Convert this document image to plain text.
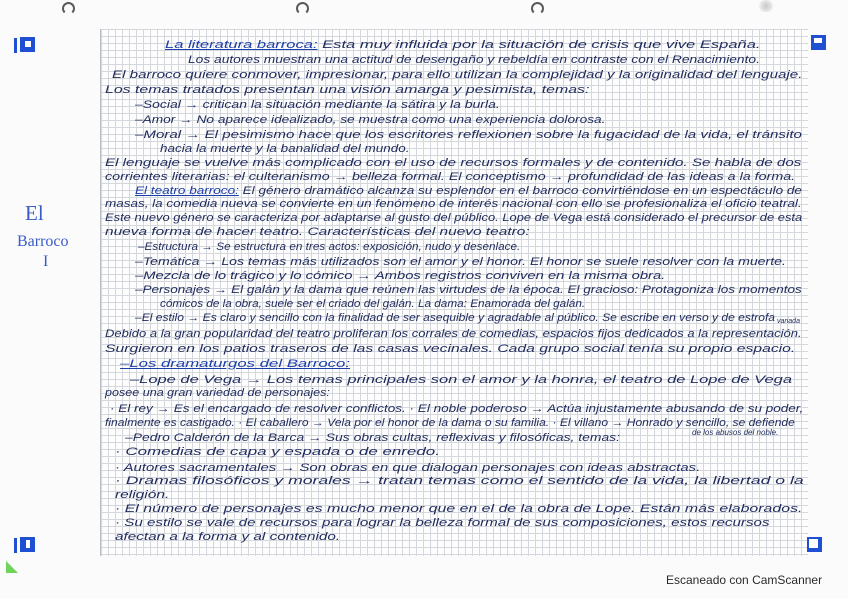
El
Barroco
I
La literatura barroca: Esta muy influida por la situación de crisis que vive España.
Los autores muestran una actitud de desengaño y rebeldía en contraste con el Renacimiento.
El barroco quiere conmover, impresionar, para ello utilizan la complejidad y la originalidad del lenguaje.
Los temas tratados presentan una visión amarga y pesimista, temas:
–Social → critican la situación mediante la sátira y la burla.
–Amor → No aparece idealizado, se muestra como una experiencia dolorosa.
–Moral → El pesimismo hace que los escritores reflexionen sobre la fugacidad de la vida, el tránsito
hacia la muerte y la banalidad del mundo.
El lenguaje se vuelve más complicado con el uso de recursos formales y de contenido. Se habla de dos
corrientes literarias: el culteranismo → belleza formal. El conceptismo → profundidad de las ideas a la forma.
El teatro barroco: El género dramático alcanza su esplendor en el barroco convirtiéndose en un espectáculo de
masas, la comedia nueva se convierte en un fenómeno de interés nacional con ello se profesionaliza el oficio teatral.
Este nuevo género se caracteriza por adaptarse al gusto del público. Lope de Vega está considerado el precursor de esta
nueva forma de hacer teatro. Características del nuevo teatro:
–Estructura → Se estructura en tres actos: exposición, nudo y desenlace.
–Temática → Los temas más utilizados son el amor y el honor. El honor se suele resolver con la muerte.
–Mezcla de lo trágico y lo cómico → Ambos registros conviven en la misma obra.
–Personajes → El galán y la dama que reúnen las virtudes de la época. El gracioso: Protagoniza los momentos
cómicos de la obra, suele ser el criado del galán. La dama: Enamorada del galán.
–El estilo → Es claro y sencillo con la finalidad de ser asequible y agradable al público. Se escribe en verso y de estrofa variada
Debido a la gran popularidad del teatro proliferan los corrales de comedias, espacios fijos dedicados a la representación.
Surgieron en los patios traseros de las casas vecinales. Cada grupo social tenía su propio espacio.
–Los dramaturgos del Barroco:
–Lope de Vega → Los temas principales son el amor y la honra, el teatro de Lope de Vega
posee una gran variedad de personajes:
· El rey → Es el encargado de resolver conflictos. · El noble poderoso → Actúa injustamente abusando de su poder,
finalmente es castigado. · El caballero → Vela por el honor de la dama o su familia. · El villano → Honrado y sencillo, se defiende
de los abusos del noble.
–Pedro Calderón de la Barca → Sus obras cultas, reflexivas y filosóficas, temas:
· Comedias de capa y espada o de enredo.
· Autores sacramentales → Son obras en que dialogan personajes con ideas abstractas.
· Dramas filosóficos y morales → tratan temas como el sentido de la vida, la libertad o la
religión.
· El número de personajes es mucho menor que en el de la obra de Lope. Están más elaborados.
· Su estilo se vale de recursos para lograr la belleza formal de sus composiciones, estos recursos
afectan a la forma y al contenido.
Escaneado con CamScanner
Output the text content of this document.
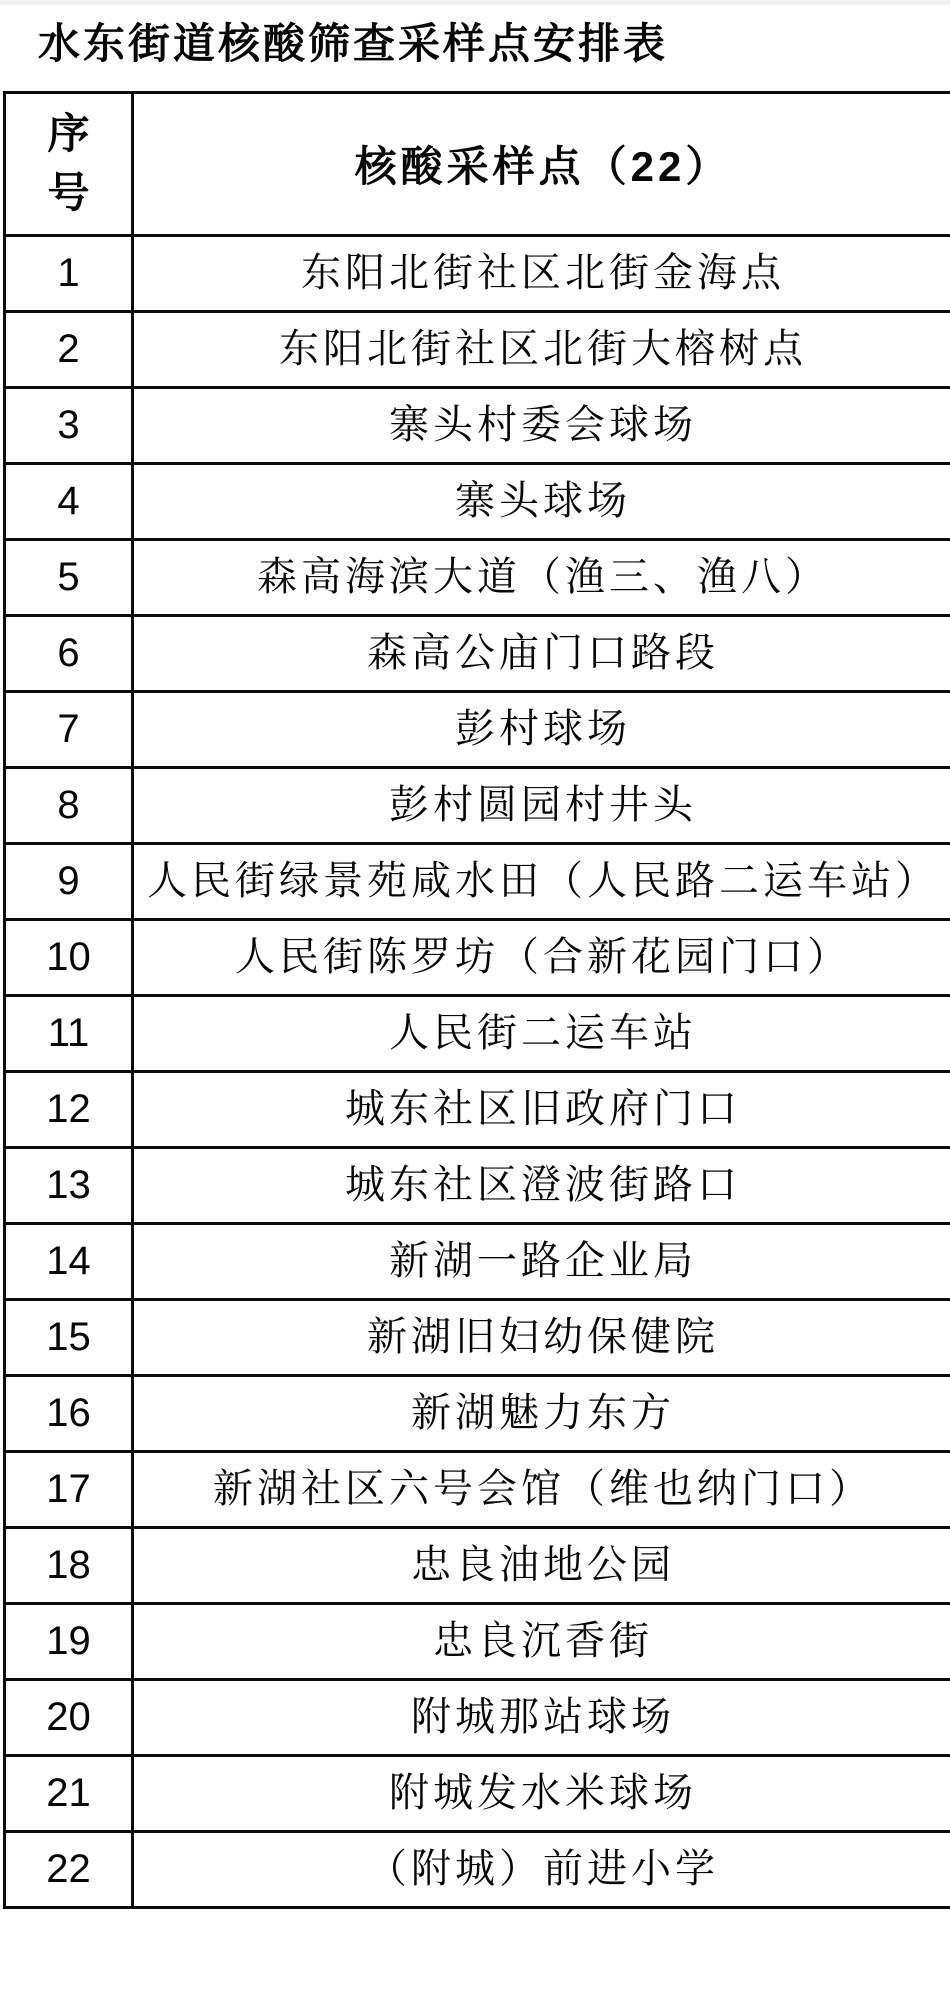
水东街道核酸筛查采样点安排表
序号	核酸采样点（22）
1	东阳北街社区北街金海点
2	东阳北街社区北街大榕树点
3	寨头村委会球场
4	寨头球场
5	森高海滨大道（渔三、渔八）
6	森高公庙门口路段
7	彭村球场
8	彭村圆园村井头
9	人民街绿景苑咸水田（人民路二运车站）
10	人民街陈罗坊（合新花园门口）
11	人民街二运车站
12	城东社区旧政府门口
13	城东社区澄波街路口
14	新湖一路企业局
15	新湖旧妇幼保健院
16	新湖魅力东方
17	新湖社区六号会馆（维也纳门口）
18	忠良油地公园
19	忠良沉香街
20	附城那站球场
21	附城发水米球场
22	（附城）前进小学
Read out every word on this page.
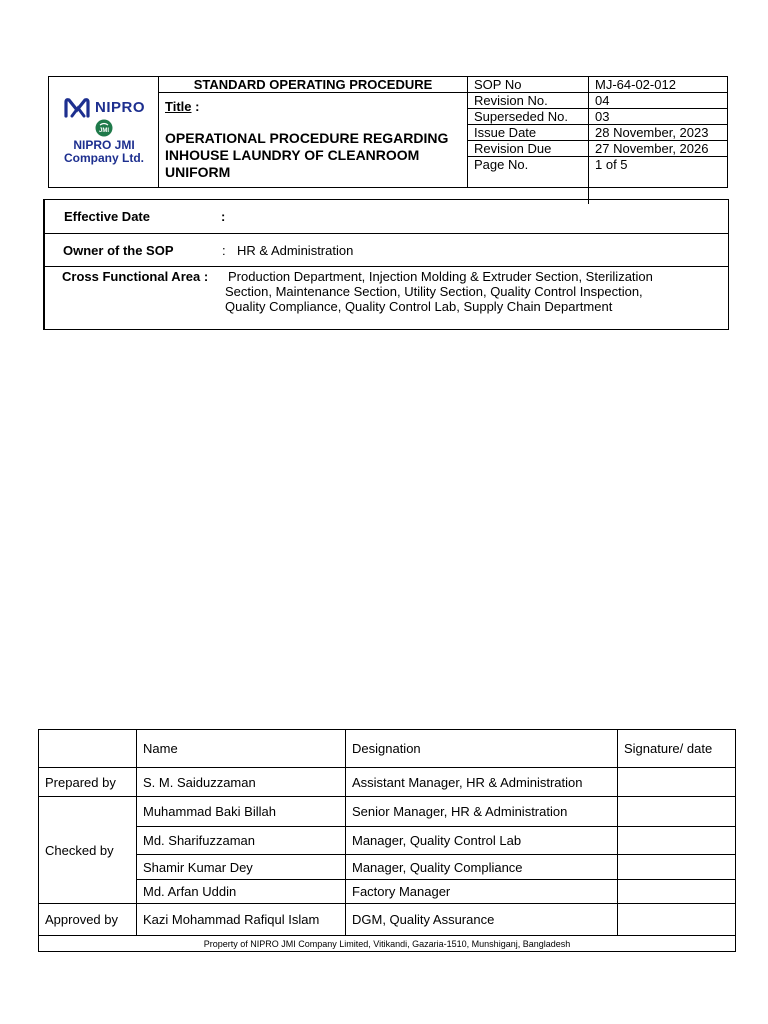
NIPRO
JMI
NIPRO JMI
Company Ltd.
STANDARD OPERATING PROCEDURE
Title :
OPERATIONAL PROCEDURE REGARDING INHOUSE LAUNDRY OF CLEANROOM UNIFORM
SOP No	MJ-64-02-012
Revision No.	04
Superseded No.	03
Issue Date	28 November, 2023
Revision Due	27 November, 2026
Page No.	1 of 5
Effective Date	:
Owner of the SOP	: HR & Administration
Cross Functional Area : Production Department, Injection Molding & Extruder Section, Sterilization
Section, Maintenance Section, Utility Section, Quality Control Inspection,
Quality Compliance, Quality Control Lab, Supply Chain Department
	Name	Designation	Signature/ date
Prepared by	S. M. Saiduzzaman	Assistant Manager, HR & Administration	
Checked by	Muhammad Baki Billah	Senior Manager, HR & Administration	
	Md. Sharifuzzaman	Manager, Quality Control Lab	
	Shamir Kumar Dey	Manager, Quality Compliance	
	Md. Arfan Uddin	Factory Manager	
Approved by	Kazi Mohammad Rafiqul Islam	DGM, Quality Assurance	
Property of NIPRO JMI Company Limited, Vitikandi, Gazaria-1510, Munshiganj, Bangladesh			
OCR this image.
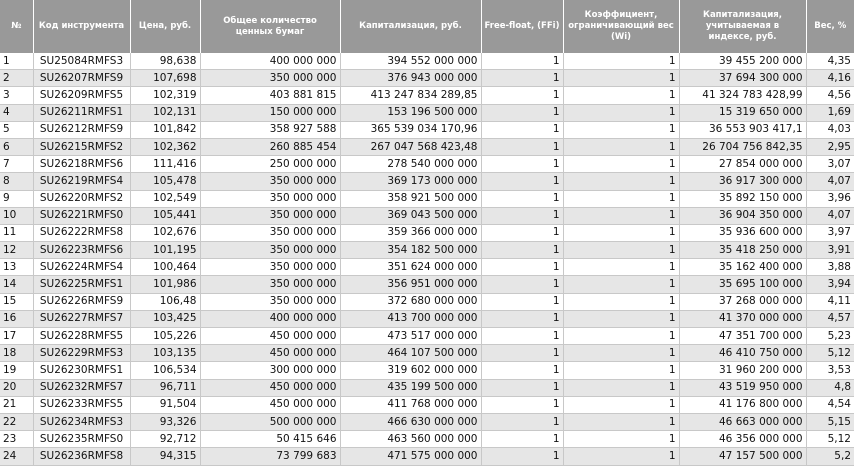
№	Код инструмента	Цена, руб.	Общее количество ценных бумаг	Капитализация, руб.	Free-float, (FFi)	Коэффициент, ограничивающий вес (Wi)	Капитализация, учитываемая в индексе, руб.	Вес, %
1	SU25084RMFS3	98,638	400 000 000	394 552 000 000	1	1	39 455 200 000	4,35
2	SU26207RMFS9	107,698	350 000 000	376 943 000 000	1	1	37 694 300 000	4,16
3	SU26209RMFS5	102,319	403 881 815	413 247 834 289,85	1	1	41 324 783 428,99	4,56
4	SU26211RMFS1	102,131	150 000 000	153 196 500 000	1	1	15 319 650 000	1,69
5	SU26212RMFS9	101,842	358 927 588	365 539 034 170,96	1	1	36 553 903 417,1	4,03
6	SU26215RMFS2	102,362	260 885 454	267 047 568 423,48	1	1	26 704 756 842,35	2,95
7	SU26218RMFS6	111,416	250 000 000	278 540 000 000	1	1	27 854 000 000	3,07
8	SU26219RMFS4	105,478	350 000 000	369 173 000 000	1	1	36 917 300 000	4,07
9	SU26220RMFS2	102,549	350 000 000	358 921 500 000	1	1	35 892 150 000	3,96
10	SU26221RMFS0	105,441	350 000 000	369 043 500 000	1	1	36 904 350 000	4,07
11	SU26222RMFS8	102,676	350 000 000	359 366 000 000	1	1	35 936 600 000	3,97
12	SU26223RMFS6	101,195	350 000 000	354 182 500 000	1	1	35 418 250 000	3,91
13	SU26224RMFS4	100,464	350 000 000	351 624 000 000	1	1	35 162 400 000	3,88
14	SU26225RMFS1	101,986	350 000 000	356 951 000 000	1	1	35 695 100 000	3,94
15	SU26226RMFS9	106,48	350 000 000	372 680 000 000	1	1	37 268 000 000	4,11
16	SU26227RMFS7	103,425	400 000 000	413 700 000 000	1	1	41 370 000 000	4,57
17	SU26228RMFS5	105,226	450 000 000	473 517 000 000	1	1	47 351 700 000	5,23
18	SU26229RMFS3	103,135	450 000 000	464 107 500 000	1	1	46 410 750 000	5,12
19	SU26230RMFS1	106,534	300 000 000	319 602 000 000	1	1	31 960 200 000	3,53
20	SU26232RMFS7	96,711	450 000 000	435 199 500 000	1	1	43 519 950 000	4,8
21	SU26233RMFS5	91,504	450 000 000	411 768 000 000	1	1	41 176 800 000	4,54
22	SU26234RMFS3	93,326	500 000 000	466 630 000 000	1	1	46 663 000 000	5,15
23	SU26235RMFS0	92,712	50 415 646	463 560 000 000	1	1	46 356 000 000	5,12
24	SU26236RMFS8	94,315	73 799 683	471 575 000 000	1	1	47 157 500 000	5,2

###

■ What you should do ■
Find each line that has the word "Department", then copy it out.

■ The output ■
Cross Functional Area : Production Department, Injection Molding & Extruder Section, Sterilization
Quality Compliance, Quality Control Lab, Supply Chain Department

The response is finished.